Jalur awal berupa jalan setapak yang cukup lebar beralas kerikil. Tanaman edelweiss tumbuh di kanan-kiri. Awalnya cenderung datar, perlahan menanjak, lalu pindah persneling ke gigi 1 untuk meniti tanjakan terjal yang tembus di atas Arcopodo. Kami berjalan dalam waktu tempuh yang normal, sekitar satu jam untuk tiba di Kelik.
Kami sempat istirahat cukup lama di Kelik. Menunggu giliran menyeberangi igir selebar sepasang kaki di pintu keluar hutan.
Selepas Kelik, tim kami mulai tercecer. Dari sini, pendakian yang sesungguhnya dimulai. Yang fisiknya kuat, berjalan lebih cepat.
Sejam perjalanan dari Kelik, lima orang semakin tertinggal di belakang. Termasuk saya, yang berperan sebagai sweeper. Sepuluh anggota tim yang lain, termasuk Rizky, melesat jauh di depan.
Anggrek mulai menunjukkan tanda-tanda lelah. Tak sampai lima langkah, ia berhenti. Saya mengikutinya. Terlepas itu, jalur pendakian ke puncak pada waktu itu memang tak memungkinkan untuk berjalan lebih cepat.
Melihat hal tersebut, di sisi lain dari kesadaran saya, seolah terasa ada tarikan dari Kalimati yang mengganjal langkah. Kehangatan sarung tidur dari tenda melambai-lambai di angan. Seakan memanggil kami untuk turun dan tidak usah melanjutkan perjalanan.
* * *
Saya berteriak ke arah Tanti, “Hei! Anggrek gak kuat, kami akan turun. Kalian mau ikut atau lanjut ke puncak?” Mereka bertiga kompak untuk meneruskan pendakian. Di antara mereka, hanya Tanti yang agak payah fisiknya. Tapi tak seperti Anggrek, dia memilih bertekad meneruskan perjalanan.
“Gun! Aku minta tolong, titip konsumsi buat teman-teman,” Saya memanggil Gunawan. Saya menyerahkan sebagian besar konsumsi dari tas ransel saya ke ranselnya. Konsumsinya mencakup roti tawar, susu coklat, biskuit, dan satu botol air mineral 1,5 liter. Juga menitipkan tripod saya kepadanya, siapa tahu berguna untuk dokumentasi di puncak.

Entri elemen berkotak:
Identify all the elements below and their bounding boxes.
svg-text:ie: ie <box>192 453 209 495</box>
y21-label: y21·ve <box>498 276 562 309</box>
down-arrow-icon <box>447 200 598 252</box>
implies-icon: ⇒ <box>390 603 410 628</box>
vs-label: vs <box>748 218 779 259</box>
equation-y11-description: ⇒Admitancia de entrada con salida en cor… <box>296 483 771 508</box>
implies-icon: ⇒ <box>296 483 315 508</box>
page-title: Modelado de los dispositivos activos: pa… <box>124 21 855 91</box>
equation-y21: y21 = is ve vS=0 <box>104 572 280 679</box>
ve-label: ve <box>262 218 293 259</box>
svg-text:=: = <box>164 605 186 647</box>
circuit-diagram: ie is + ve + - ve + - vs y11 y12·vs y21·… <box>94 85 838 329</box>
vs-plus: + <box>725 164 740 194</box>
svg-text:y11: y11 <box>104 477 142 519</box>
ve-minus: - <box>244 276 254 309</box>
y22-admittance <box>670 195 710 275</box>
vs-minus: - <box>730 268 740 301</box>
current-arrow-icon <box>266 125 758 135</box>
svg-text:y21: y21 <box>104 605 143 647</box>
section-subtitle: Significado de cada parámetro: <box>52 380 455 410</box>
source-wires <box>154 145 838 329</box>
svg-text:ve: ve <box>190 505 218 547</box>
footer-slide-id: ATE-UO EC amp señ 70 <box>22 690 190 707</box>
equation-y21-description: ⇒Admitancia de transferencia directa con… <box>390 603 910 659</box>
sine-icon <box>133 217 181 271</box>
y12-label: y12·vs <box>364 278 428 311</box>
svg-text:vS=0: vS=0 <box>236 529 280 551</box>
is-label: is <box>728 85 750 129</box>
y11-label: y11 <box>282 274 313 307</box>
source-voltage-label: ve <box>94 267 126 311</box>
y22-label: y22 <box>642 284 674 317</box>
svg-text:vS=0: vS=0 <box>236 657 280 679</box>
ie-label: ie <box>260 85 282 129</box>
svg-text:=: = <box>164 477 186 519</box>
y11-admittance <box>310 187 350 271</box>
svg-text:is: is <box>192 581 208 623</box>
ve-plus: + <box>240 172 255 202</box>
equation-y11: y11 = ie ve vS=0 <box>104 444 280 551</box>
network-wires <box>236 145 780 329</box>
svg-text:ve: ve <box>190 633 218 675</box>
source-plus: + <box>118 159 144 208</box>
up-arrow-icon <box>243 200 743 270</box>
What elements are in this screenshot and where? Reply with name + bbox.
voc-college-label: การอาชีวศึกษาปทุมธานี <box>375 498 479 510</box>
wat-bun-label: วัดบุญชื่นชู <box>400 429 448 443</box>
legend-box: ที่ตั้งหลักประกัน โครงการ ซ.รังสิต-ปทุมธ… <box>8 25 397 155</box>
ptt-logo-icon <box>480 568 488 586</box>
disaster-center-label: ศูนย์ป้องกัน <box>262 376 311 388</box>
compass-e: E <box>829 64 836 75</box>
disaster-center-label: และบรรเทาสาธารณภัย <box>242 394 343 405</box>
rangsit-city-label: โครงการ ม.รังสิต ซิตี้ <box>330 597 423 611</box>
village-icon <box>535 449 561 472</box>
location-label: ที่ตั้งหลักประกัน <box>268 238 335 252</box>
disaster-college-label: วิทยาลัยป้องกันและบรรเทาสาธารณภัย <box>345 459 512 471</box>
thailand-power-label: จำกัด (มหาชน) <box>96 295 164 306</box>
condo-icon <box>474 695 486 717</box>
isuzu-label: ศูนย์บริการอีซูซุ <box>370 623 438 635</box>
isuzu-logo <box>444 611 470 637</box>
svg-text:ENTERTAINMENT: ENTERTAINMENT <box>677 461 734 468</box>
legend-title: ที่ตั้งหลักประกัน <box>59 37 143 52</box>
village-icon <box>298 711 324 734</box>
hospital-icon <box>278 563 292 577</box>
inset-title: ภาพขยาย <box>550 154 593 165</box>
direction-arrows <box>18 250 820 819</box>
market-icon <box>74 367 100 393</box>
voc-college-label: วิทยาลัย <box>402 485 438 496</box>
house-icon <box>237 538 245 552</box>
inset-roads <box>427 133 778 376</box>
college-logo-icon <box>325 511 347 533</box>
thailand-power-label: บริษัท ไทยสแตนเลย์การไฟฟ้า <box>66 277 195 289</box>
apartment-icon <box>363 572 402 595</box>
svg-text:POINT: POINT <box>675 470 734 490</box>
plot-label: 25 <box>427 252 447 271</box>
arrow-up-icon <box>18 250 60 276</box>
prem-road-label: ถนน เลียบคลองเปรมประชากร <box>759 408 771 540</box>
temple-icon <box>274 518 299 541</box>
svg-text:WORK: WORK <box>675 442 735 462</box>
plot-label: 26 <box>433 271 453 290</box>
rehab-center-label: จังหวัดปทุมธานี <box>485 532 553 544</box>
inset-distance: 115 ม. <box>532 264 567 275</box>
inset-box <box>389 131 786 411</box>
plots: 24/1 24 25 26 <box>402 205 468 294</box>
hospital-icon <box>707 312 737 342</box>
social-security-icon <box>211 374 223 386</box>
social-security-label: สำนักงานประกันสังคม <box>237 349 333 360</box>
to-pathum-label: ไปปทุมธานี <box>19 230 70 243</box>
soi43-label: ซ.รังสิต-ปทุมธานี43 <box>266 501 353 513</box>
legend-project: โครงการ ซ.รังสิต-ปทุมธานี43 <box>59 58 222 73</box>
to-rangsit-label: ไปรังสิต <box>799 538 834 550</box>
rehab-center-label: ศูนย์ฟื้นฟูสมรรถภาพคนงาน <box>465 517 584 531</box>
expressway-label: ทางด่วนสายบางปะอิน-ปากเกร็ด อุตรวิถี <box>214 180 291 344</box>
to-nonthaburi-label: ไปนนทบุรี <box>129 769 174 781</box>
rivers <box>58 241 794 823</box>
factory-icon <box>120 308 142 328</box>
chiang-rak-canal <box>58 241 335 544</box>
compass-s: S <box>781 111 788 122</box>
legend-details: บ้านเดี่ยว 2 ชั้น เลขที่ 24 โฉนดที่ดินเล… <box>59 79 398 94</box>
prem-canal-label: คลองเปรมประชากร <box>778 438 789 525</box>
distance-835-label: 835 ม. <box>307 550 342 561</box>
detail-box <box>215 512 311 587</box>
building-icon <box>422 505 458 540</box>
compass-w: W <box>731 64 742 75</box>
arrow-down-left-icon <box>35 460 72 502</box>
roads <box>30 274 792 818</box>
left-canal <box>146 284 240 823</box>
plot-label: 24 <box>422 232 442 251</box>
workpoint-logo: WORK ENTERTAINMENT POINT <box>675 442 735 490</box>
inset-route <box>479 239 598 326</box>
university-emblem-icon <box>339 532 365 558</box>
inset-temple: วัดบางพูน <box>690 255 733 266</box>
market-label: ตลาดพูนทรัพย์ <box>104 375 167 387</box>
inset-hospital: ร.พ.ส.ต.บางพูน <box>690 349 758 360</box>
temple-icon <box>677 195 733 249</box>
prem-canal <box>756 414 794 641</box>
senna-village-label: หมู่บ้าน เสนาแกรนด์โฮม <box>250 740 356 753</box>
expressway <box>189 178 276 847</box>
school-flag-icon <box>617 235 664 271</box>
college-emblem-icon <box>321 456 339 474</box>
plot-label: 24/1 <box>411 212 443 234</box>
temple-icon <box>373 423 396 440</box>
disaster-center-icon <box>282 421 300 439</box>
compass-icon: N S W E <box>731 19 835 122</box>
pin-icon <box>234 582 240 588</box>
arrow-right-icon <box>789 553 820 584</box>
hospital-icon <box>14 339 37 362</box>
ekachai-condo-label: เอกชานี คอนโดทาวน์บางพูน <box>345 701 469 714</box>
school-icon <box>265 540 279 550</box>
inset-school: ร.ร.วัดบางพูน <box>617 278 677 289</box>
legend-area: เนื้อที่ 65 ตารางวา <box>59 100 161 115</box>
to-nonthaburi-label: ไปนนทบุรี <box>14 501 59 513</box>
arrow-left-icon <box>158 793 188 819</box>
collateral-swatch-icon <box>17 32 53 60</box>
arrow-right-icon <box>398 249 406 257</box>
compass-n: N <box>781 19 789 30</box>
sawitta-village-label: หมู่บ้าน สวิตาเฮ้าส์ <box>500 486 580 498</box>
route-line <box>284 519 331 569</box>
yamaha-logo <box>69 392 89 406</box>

Tugas yang Dikerjakan:
**A.** Salin secara persis bagian kutipan dokumen yang dibuka dengan kata-kata yang memuat "Kami sempat istirahat" dan ditutup dengan "jauh di depan.".
**B.** Ulangi kata demi kata bagian baris-baris di atas yang dibuka dengan baris paling awal dan ditutup dengan baris yang memuat "svg-text:vS=0: vS=0 <box>236 657", kedua ujungnya ikut disertakan.

Jawaban Tiap Tugas:
**A.**
Kami sempat istirahat cukup lama di Kelik. Menunggu giliran menyeberangi igir selebar sepasang kaki di pintu keluar hutan.
Selepas Kelik, tim kami mulai tercecer. Dari sini, pendakian yang sesungguhnya dimulai. Yang fisiknya kuat, berjalan lebih cepat.
Sejam perjalanan dari Kelik, lima orang semakin tertinggal di belakang. Termasuk saya, yang berperan sebagai sweeper. Sepuluh anggota tim yang lain, termasuk Rizky, melesat jauh di depan.

**B.**
Identify all the elements below and their bounding boxes.
svg-text:ie: ie <box>192 453 209 495</box>
y21-label: y21·ve <box>498 276 562 309</box>
down-arrow-icon <box>447 200 598 252</box>
implies-icon: ⇒ <box>390 603 410 628</box>
vs-label: vs <box>748 218 779 259</box>
equation-y11-description: ⇒Admitancia de entrada con salida en cor… <box>296 483 771 508</box>
implies-icon: ⇒ <box>296 483 315 508</box>
page-title: Modelado de los dispositivos activos: pa… <box>124 21 855 91</box>
equation-y21: y21 = is ve vS=0 <box>104 572 280 679</box>
ve-label: ve <box>262 218 293 259</box>
svg-text:=: = <box>164 605 186 647</box>
circuit-diagram: ie is + ve + - ve + - vs y11 y12·vs y21·… <box>94 85 838 329</box>
vs-plus: + <box>725 164 740 194</box>
svg-text:y11: y11 <box>104 477 142 519</box>
ve-minus: - <box>244 276 254 309</box>
y22-admittance <box>670 195 710 275</box>
vs-minus: - <box>730 268 740 301</box>
current-arrow-icon <box>266 125 758 135</box>
svg-text:y21: y21 <box>104 605 143 647</box>
section-subtitle: Significado de cada parámetro: <box>52 380 455 410</box>
source-wires <box>154 145 838 329</box>
svg-text:ve: ve <box>190 505 218 547</box>
footer-slide-id: ATE-UO EC amp señ 70 <box>22 690 190 707</box>
equation-y21-description: ⇒Admitancia de transferencia directa con… <box>390 603 910 659</box>
sine-icon <box>133 217 181 271</box>
y12-label: y12·vs <box>364 278 428 311</box>
svg-text:vS=0: vS=0 <box>236 529 280 551</box>
is-label: is <box>728 85 750 129</box>
y11-label: y11 <box>282 274 313 307</box>
source-voltage-label: ve <box>94 267 126 311</box>
y22-label: y22 <box>642 284 674 317</box>
svg-text:vS=0: vS=0 <box>236 657 280 679</box>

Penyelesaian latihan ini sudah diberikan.